- WHAT YOU SHOULD DO -
Look through the material below for "name". Copy every line that contains it.

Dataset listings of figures
══════

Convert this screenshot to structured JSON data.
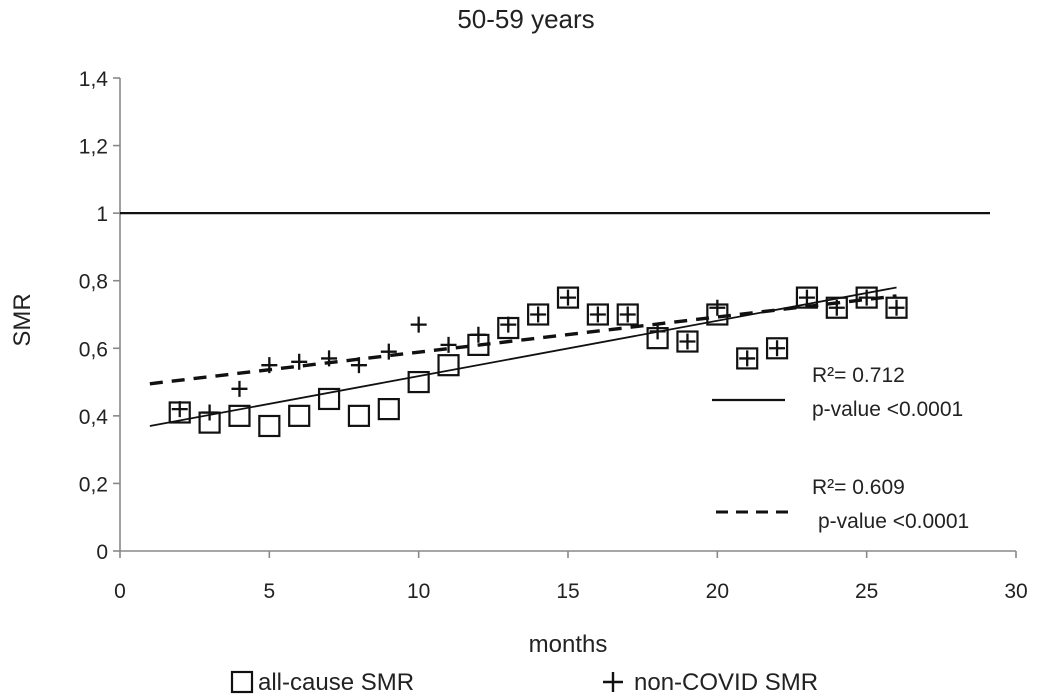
{
  "chart_data": {
    "type": "scatter",
    "title": "50-59 years",
    "xlabel": "months",
    "ylabel": "SMR",
    "xlim": [
      0,
      30
    ],
    "ylim": [
      0,
      1.4
    ],
    "x_ticks": [
      "0",
      "5",
      "10",
      "15",
      "20",
      "25",
      "30"
    ],
    "y_ticks": [
      "0",
      "0,2",
      "0,4",
      "0,6",
      "0,8",
      "1",
      "1,2",
      "1,4"
    ],
    "grid": false,
    "reference_line": {
      "y": 1
    },
    "series": [
      {
        "name": "all-cause SMR",
        "marker": "square",
        "points": [
          {
            "x": 2,
            "y": 0.41
          },
          {
            "x": 3,
            "y": 0.38
          },
          {
            "x": 4,
            "y": 0.4
          },
          {
            "x": 5,
            "y": 0.37
          },
          {
            "x": 6,
            "y": 0.4
          },
          {
            "x": 7,
            "y": 0.45
          },
          {
            "x": 8,
            "y": 0.4
          },
          {
            "x": 9,
            "y": 0.42
          },
          {
            "x": 10,
            "y": 0.5
          },
          {
            "x": 11,
            "y": 0.55
          },
          {
            "x": 12,
            "y": 0.61
          },
          {
            "x": 13,
            "y": 0.66
          },
          {
            "x": 14,
            "y": 0.7
          },
          {
            "x": 15,
            "y": 0.75
          },
          {
            "x": 16,
            "y": 0.7
          },
          {
            "x": 17,
            "y": 0.7
          },
          {
            "x": 18,
            "y": 0.63
          },
          {
            "x": 19,
            "y": 0.62
          },
          {
            "x": 20,
            "y": 0.7
          },
          {
            "x": 21,
            "y": 0.57
          },
          {
            "x": 22,
            "y": 0.6
          },
          {
            "x": 23,
            "y": 0.75
          },
          {
            "x": 24,
            "y": 0.72
          },
          {
            "x": 25,
            "y": 0.75
          },
          {
            "x": 26,
            "y": 0.72
          }
        ],
        "trend": {
          "style": "solid",
          "from": [
            1,
            0.37
          ],
          "to": [
            26,
            0.78
          ]
        },
        "r2_label": "R²= 0.712",
        "p_label": "p-value <0.0001"
      },
      {
        "name": "non-COVID SMR",
        "marker": "plus",
        "points": [
          {
            "x": 2,
            "y": 0.42
          },
          {
            "x": 3,
            "y": 0.41
          },
          {
            "x": 4,
            "y": 0.48
          },
          {
            "x": 5,
            "y": 0.55
          },
          {
            "x": 6,
            "y": 0.56
          },
          {
            "x": 7,
            "y": 0.57
          },
          {
            "x": 8,
            "y": 0.55
          },
          {
            "x": 9,
            "y": 0.59
          },
          {
            "x": 10,
            "y": 0.67
          },
          {
            "x": 11,
            "y": 0.61
          },
          {
            "x": 12,
            "y": 0.64
          },
          {
            "x": 13,
            "y": 0.67
          },
          {
            "x": 14,
            "y": 0.7
          },
          {
            "x": 15,
            "y": 0.75
          },
          {
            "x": 16,
            "y": 0.7
          },
          {
            "x": 17,
            "y": 0.7
          },
          {
            "x": 18,
            "y": 0.65
          },
          {
            "x": 19,
            "y": 0.62
          },
          {
            "x": 20,
            "y": 0.72
          },
          {
            "x": 21,
            "y": 0.57
          },
          {
            "x": 22,
            "y": 0.6
          },
          {
            "x": 23,
            "y": 0.75
          },
          {
            "x": 24,
            "y": 0.72
          },
          {
            "x": 25,
            "y": 0.75
          },
          {
            "x": 26,
            "y": 0.72
          }
        ],
        "trend": {
          "style": "dashed",
          "from": [
            1,
            0.495
          ],
          "to": [
            26,
            0.755
          ]
        },
        "r2_label": "R²= 0.609",
        "p_label": "p-value <0.0001"
      }
    ],
    "legend": [
      {
        "marker": "square",
        "label": "all-cause SMR"
      },
      {
        "marker": "plus",
        "label": "non-COVID SMR"
      }
    ],
    "legend_position": "bottom"
  }
}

══════

- COMPLETED EXERCISE -
        "name": "all-cause SMR",
        "name": "non-COVID SMR",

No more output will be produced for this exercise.